* WRITTEN PROBLEM: Would you pull out every line of the material that contains the string "start"?

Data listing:
────────────────
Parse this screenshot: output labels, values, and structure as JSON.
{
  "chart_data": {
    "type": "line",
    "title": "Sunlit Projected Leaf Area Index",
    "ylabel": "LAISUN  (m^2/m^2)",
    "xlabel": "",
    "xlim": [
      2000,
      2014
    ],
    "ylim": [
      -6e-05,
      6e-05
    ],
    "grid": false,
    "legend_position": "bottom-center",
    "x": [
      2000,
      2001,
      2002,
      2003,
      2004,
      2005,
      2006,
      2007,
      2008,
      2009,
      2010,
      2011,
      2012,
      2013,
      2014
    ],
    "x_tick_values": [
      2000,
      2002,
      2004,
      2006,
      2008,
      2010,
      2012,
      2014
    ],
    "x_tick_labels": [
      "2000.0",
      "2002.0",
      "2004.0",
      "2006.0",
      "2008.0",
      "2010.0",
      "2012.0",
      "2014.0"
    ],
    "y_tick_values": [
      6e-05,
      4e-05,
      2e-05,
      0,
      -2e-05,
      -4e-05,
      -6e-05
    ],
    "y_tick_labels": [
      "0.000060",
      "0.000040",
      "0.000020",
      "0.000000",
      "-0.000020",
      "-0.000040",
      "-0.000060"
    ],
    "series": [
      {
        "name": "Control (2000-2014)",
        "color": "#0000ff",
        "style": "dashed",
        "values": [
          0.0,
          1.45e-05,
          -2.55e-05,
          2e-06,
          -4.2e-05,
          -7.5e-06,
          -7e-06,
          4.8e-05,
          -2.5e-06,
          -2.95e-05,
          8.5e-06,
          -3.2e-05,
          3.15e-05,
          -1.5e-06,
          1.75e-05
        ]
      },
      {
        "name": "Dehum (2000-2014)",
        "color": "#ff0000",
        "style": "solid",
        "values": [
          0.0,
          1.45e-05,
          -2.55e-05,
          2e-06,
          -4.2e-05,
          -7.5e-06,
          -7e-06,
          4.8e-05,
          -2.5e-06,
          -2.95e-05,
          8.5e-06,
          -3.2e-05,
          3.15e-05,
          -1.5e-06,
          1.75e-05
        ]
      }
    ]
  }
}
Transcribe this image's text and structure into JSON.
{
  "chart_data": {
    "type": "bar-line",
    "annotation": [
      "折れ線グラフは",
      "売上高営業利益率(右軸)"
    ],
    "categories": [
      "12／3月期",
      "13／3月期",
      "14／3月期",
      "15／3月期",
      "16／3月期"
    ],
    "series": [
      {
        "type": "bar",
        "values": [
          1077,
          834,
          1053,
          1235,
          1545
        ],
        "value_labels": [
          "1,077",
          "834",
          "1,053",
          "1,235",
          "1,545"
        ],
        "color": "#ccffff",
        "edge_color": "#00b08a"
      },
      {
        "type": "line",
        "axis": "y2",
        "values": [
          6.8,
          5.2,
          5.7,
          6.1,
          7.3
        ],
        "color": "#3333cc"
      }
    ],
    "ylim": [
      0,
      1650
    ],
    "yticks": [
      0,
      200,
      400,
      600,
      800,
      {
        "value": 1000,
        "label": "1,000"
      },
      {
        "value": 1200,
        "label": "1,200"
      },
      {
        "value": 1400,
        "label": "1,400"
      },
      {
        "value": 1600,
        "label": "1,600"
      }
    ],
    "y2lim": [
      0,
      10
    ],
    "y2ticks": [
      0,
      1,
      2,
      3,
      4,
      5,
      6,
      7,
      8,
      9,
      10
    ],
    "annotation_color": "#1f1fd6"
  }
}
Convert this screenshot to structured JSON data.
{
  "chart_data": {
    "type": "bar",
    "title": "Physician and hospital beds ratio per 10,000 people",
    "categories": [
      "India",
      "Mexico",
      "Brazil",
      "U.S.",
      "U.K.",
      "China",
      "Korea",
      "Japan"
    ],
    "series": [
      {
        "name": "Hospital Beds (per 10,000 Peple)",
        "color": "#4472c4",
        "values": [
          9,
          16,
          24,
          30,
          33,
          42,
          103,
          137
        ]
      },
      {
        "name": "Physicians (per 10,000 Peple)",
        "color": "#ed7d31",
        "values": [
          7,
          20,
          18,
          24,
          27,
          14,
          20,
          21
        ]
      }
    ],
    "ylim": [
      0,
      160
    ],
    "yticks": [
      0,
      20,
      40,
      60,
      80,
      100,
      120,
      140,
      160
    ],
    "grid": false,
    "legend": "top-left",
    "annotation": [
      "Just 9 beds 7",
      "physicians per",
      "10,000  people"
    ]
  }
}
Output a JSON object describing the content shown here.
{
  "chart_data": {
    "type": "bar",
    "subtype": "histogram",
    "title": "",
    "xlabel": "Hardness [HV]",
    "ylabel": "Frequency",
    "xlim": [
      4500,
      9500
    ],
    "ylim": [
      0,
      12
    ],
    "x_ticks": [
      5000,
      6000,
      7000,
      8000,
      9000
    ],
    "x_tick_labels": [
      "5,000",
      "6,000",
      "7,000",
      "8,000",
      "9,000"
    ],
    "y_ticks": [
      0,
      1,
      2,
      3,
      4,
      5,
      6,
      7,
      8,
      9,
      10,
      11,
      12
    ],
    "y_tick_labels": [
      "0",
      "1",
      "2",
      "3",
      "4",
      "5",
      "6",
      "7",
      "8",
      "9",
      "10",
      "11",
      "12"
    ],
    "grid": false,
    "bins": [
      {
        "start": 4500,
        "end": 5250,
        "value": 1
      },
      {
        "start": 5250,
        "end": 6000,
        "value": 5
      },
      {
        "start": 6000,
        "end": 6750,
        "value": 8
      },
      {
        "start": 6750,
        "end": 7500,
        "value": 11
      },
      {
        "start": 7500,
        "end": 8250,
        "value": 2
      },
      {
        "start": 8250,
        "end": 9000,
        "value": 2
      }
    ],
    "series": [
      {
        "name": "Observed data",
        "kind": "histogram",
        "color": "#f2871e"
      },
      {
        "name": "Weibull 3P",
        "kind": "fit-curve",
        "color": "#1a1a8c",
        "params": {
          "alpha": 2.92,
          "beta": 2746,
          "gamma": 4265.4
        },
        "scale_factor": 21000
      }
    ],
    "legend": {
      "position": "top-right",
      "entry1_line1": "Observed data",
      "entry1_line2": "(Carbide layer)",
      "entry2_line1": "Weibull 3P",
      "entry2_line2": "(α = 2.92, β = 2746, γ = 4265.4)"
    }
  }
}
────────────────
* EXERCISE RESULT:
        "start": 4500,
        "start": 5250,
        "start": 6000,
        "start": 6750,
        "start": 7500,
        "start": 8250,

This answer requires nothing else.